*Records shown:*

====

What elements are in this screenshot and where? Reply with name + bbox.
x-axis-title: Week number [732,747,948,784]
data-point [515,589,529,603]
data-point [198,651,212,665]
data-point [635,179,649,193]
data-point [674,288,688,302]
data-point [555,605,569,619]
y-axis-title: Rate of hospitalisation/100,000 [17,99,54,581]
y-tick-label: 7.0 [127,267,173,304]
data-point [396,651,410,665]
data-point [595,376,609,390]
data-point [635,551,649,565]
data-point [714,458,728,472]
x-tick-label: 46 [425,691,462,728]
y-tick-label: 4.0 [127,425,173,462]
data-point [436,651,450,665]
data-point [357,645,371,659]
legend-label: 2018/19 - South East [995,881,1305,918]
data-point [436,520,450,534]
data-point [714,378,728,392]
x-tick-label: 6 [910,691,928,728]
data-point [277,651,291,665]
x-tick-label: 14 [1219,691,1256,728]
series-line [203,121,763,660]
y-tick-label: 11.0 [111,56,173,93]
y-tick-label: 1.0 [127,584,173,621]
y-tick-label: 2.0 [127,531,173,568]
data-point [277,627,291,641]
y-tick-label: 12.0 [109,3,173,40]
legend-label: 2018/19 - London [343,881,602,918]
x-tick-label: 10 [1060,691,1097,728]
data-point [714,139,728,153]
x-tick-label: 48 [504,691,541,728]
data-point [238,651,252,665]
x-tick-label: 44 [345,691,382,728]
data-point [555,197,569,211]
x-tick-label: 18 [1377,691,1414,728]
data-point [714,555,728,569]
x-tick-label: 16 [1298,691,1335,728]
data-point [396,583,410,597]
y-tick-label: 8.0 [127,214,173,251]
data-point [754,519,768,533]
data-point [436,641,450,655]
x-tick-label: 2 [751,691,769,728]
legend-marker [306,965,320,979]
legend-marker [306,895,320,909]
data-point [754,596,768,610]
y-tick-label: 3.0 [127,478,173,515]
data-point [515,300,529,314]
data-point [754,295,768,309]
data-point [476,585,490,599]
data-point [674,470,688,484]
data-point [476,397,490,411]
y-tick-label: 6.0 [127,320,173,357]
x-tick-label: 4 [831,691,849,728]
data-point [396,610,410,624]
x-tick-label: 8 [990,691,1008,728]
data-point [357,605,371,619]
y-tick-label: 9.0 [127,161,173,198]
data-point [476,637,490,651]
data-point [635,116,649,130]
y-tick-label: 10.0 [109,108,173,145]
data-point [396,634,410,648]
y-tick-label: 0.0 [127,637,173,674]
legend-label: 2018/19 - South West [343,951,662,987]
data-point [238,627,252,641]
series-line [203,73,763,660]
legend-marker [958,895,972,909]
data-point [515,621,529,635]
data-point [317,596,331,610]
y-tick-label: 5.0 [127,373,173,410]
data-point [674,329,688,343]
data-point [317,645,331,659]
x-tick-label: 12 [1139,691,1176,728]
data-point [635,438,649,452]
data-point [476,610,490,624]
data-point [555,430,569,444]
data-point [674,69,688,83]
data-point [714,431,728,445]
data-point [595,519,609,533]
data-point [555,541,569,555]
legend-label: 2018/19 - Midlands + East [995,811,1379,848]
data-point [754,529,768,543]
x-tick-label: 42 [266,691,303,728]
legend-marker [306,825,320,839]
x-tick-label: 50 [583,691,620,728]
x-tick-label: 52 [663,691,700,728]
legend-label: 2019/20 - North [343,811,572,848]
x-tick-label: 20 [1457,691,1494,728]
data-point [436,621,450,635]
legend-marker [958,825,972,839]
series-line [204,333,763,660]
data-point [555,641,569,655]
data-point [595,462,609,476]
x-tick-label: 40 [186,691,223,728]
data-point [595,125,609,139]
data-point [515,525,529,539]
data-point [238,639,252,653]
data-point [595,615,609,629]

====

*What is asked:* Rewrite everything from the first line of the records above down to the line containing "data-point [555,197,569,211]" as a JSON list of strings, one string per line, with blank lines omitted.

*Finished answer:*
[
  "What elements are in this screenshot and where? Reply with name + bbox.",
  "x-axis-title: Week number [732,747,948,784]",
  "data-point [515,589,529,603]",
  "data-point [198,651,212,665]",
  "data-point [635,179,649,193]",
  "data-point [674,288,688,302]",
  "data-point [555,605,569,619]",
  "y-axis-title: Rate of hospitalisation/100,000 [17,99,54,581]",
  "y-tick-label: 7.0 [127,267,173,304]",
  "data-point [396,651,410,665]",
  "data-point [595,376,609,390]",
  "data-point [635,551,649,565]",
  "data-point [714,458,728,472]",
  "x-tick-label: 46 [425,691,462,728]",
  "y-tick-label: 4.0 [127,425,173,462]",
  "data-point [436,651,450,665]",
  "data-point [357,645,371,659]",
  "legend-label: 2018/19 - South East [995,881,1305,918]",
  "data-point [436,520,450,534]",
  "data-point [714,378,728,392]",
  "x-tick-label: 6 [910,691,928,728]",
  "data-point [277,651,291,665]",
  "x-tick-label: 14 [1219,691,1256,728]",
  "series-line [203,121,763,660]",
  "y-tick-label: 11.0 [111,56,173,93]",
  "y-tick-label: 1.0 [127,584,173,621]",
  "y-tick-label: 2.0 [127,531,173,568]",
  "data-point [277,627,291,641]",
  "y-tick-label: 12.0 [109,3,173,40]",
  "legend-label: 2018/19 - London [343,881,602,918]",
  "x-tick-label: 10 [1060,691,1097,728]",
  "data-point [714,139,728,153]",
  "x-tick-label: 48 [504,691,541,728]",
  "data-point [238,651,252,665]",
  "x-tick-label: 44 [345,691,382,728]",
  "data-point [555,197,569,211]"
]